O que fazer:
• a. Enumere todas as pessoas referidas pelo nome no texto sobre a meditação nas camadas jovens do Leixões.
• b. Retome o texto sobre a meditação nos escalões de formação do Leixões, continuando-o a partir da sua última frase.

Texto de origem:
________________________________________

Ora o que o Maisfutebol lhe vai apresentar desta vez é algo diferente: trata-se de um exemplo da prática de meditação coletiva, nos escalões de formação do Leixões.

A ideia partiu do treinador de iniciados da equipa de Matosinhos. De modo a facilitar a respiração dos jovens jogadores, Vítor Barros aliou-se ao «mental coach» Luís Acabado para que o mesmo pudesse implementar alguns exercícios de modo a atingir o objetivo pretendido.

Luís Acabado, refira-se, é formado em artes marciais, yoga e meditação, tendo tratado de colocar os miúdos de 12 anos a meditar antes dos jogos e dos treinos como parte da preparação.

Como dizia Fernando Pessoa, primeiro estranha-se, depois entranha-se. Foi o que aconteceu.

«Nesta altura trabalho com duas equipas, mas comecei com uma em que os miúdos têm 12 ou 13. Eles eram distraídos e no início houve sempre aquela brincadeira de acharem isto estranho, mas depois muitos deles começaram a sentir os efeitos, principalmente na respiração. Estão muito mais calmos e menos ansiosos», começou por dizer Luís Acabado ao Maisfutebol.

A par de alguns exercícios de respiração e de concentração, Luís implementou também práticas de PNL (Programação de Neurolinguística). Não sabe de que se trata? Nós explicamos.

________________________________________

Material fornecido:
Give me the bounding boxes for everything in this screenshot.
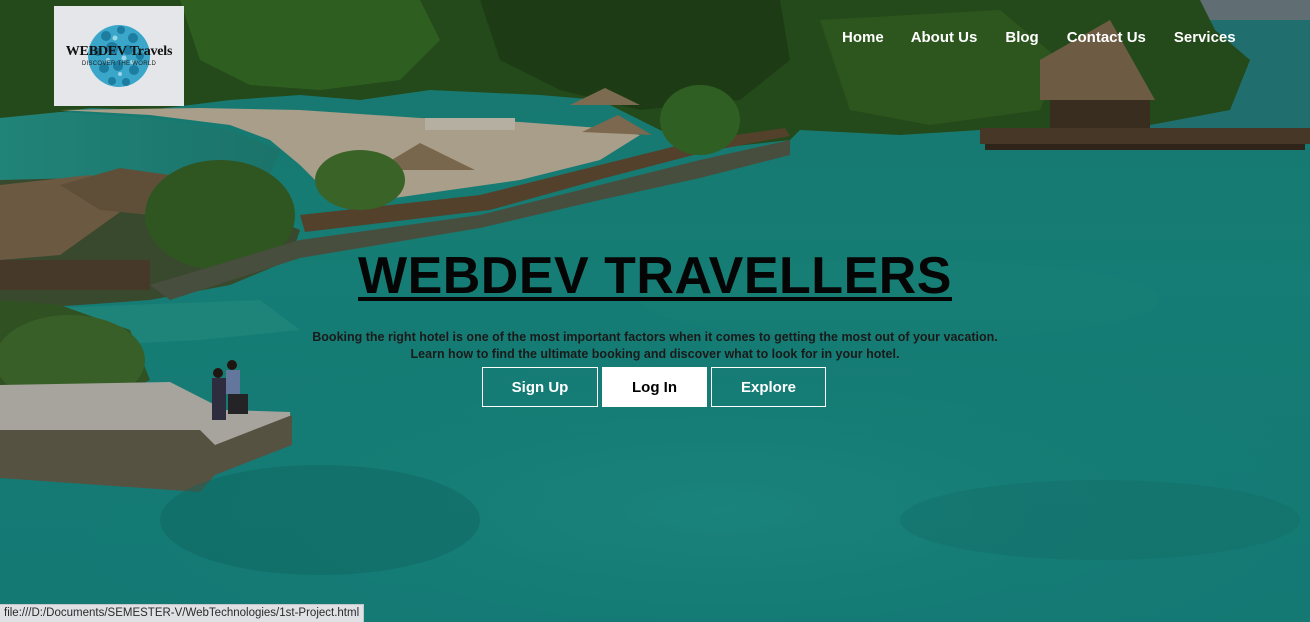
logo-brand-text: WEBDEV Travels	[65, 44, 173, 59]
hero-overlay	[0, 0, 1310, 622]
explore-button[interactable]: Explore	[711, 367, 826, 407]
hero-button-group: Sign Up Log In Explore	[482, 367, 826, 407]
sign-up-button[interactable]: Sign Up	[482, 367, 598, 407]
hero-description: Booking the right hotel is one of the mo…	[0, 329, 1310, 363]
hero-description-line-1: Booking the right hotel is one of the mo…	[312, 330, 998, 344]
nav-about-us-link[interactable]: About Us	[911, 29, 978, 46]
hero-title: WEBDEV TRAVELLERS	[0, 246, 1310, 306]
hero-title-text: WEBDEV TRAVELLERS	[357, 247, 952, 305]
browser-status-bar-url: file:///D:/Documents/SEMESTER-V/WebTechn…	[0, 604, 365, 622]
logo-tagline: DISCOVER THE WORLD	[81, 61, 157, 67]
hero-background-image	[0, 0, 1310, 622]
main-navigation: Home About Us Blog Contact Us Services	[842, 29, 1236, 46]
nav-services-link[interactable]: Services	[1174, 29, 1236, 46]
hero-description-line-2: Learn how to find the ultimate booking a…	[410, 347, 900, 361]
log-in-button[interactable]: Log In	[602, 367, 707, 407]
site-logo[interactable]: WEBDEV Travels DISCOVER THE WORLD	[54, 6, 184, 106]
nav-blog-link[interactable]: Blog	[1005, 29, 1038, 46]
nav-contact-us-link[interactable]: Contact Us	[1067, 29, 1146, 46]
nav-home-link[interactable]: Home	[842, 29, 884, 46]
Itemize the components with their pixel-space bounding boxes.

________________________________________

Respostas por tarefa:
• a. Vítor Barros, Luís Acabado, Fernando Pessoa

• b.
Os exercícios de PNL passam por uma data de tarefas com vista a treinar a mente. Neste caso, os jogadores tratam de escrever objetivos semanais para cada treino e jogo, de modo a que «a mente se concentre na tarefa a realizar no presente, reduzindo, assim, a ansiedade de um futuro incerto».

«Eles têm de escrever objetivos para os treinos semanais. Passa um bocadinho por não deixar o treino ao acaso. De não chegarem ao treino e apenas fazerem aquilo que o treinador manda. Pegar então um bocadinho na responsabilidade deles, para se sentirem responsáveis pelo trabalho que eles próprios desempenham. E depois introduzimos a análise do jogo, que passa muito por reagir de uma maneira diferente ao erro», acrescentou o mental coach.

A análise ao erro também faz parte do PNL e, segundo Luís, consiste em reconhecer os resultados menos bons para tentar aprender com eles, bem como os resultados positivos, escrevendo-os para reforçar emoções como o orgulho, a esperança, a inspiração e a gratidão.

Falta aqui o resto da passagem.